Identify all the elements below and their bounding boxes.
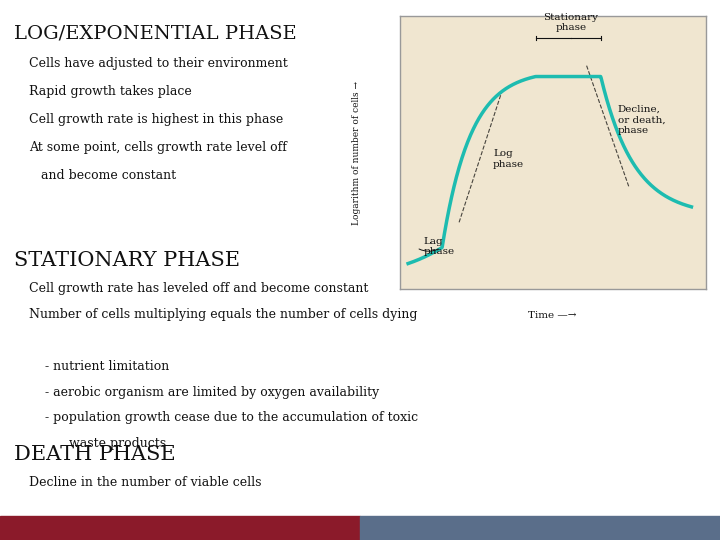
Text: STATIONARY PHASE: STATIONARY PHASE	[14, 251, 240, 270]
Text: Lag
phase: Lag phase	[423, 237, 455, 256]
Text: Decline,
or death,
phase: Decline, or death, phase	[618, 105, 665, 135]
Bar	[0, 516, 360, 540]
Text: LOG/EXPONENTIAL PHASE: LOG/EXPONENTIAL PHASE	[14, 24, 297, 42]
Text: and become constant: and become constant	[29, 169, 176, 182]
Bar	[360, 516, 720, 540]
Text: - nutrient limitation: - nutrient limitation	[29, 360, 169, 373]
Text: - aerobic organism are limited by oxygen availability: - aerobic organism are limited by oxygen…	[29, 386, 379, 399]
Text: DEATH PHASE: DEATH PHASE	[14, 446, 176, 464]
Text: Decline in the number of viable cells: Decline in the number of viable cells	[29, 476, 261, 489]
Text: Rapid growth takes place: Rapid growth takes place	[29, 85, 192, 98]
Text: Logarithm of number of cells →: Logarithm of number of cells →	[352, 80, 361, 225]
Text: Time —→: Time —→	[528, 310, 577, 320]
Text: Stationary
phase: Stationary phase	[544, 12, 598, 32]
Text: At some point, cells growth rate level off: At some point, cells growth rate level o…	[29, 141, 287, 154]
Text: Log
phase: Log phase	[493, 150, 524, 169]
Text: Cell growth rate has leveled off and become constant: Cell growth rate has leveled off and bec…	[29, 282, 368, 295]
Text: Cell growth rate is highest in this phase: Cell growth rate is highest in this phas…	[29, 113, 283, 126]
Text: Number of cells multiplying equals the number of cells dying: Number of cells multiplying equals the n…	[29, 308, 418, 321]
Text: - population growth cease due to the accumulation of toxic: - population growth cease due to the acc…	[29, 411, 418, 424]
Text: waste products: waste products	[29, 437, 166, 450]
Text: Cells have adjusted to their environment: Cells have adjusted to their environment	[29, 57, 287, 70]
———
ACTION ITEM:
Select from the material above each line in which the string "number" appears, and list those lines.

OUTPUT FOR THIS EXERCISE:
Text: Decline in the number of viable cells: Decline in the number of viable cells	[29, 476, 261, 489]
Text: Logarithm of number of cells →: Logarithm of number of cells →	[352, 80, 361, 225]
Text: Number of cells multiplying equals the number of cells dying: Number of cells multiplying equals the n…	[29, 308, 418, 321]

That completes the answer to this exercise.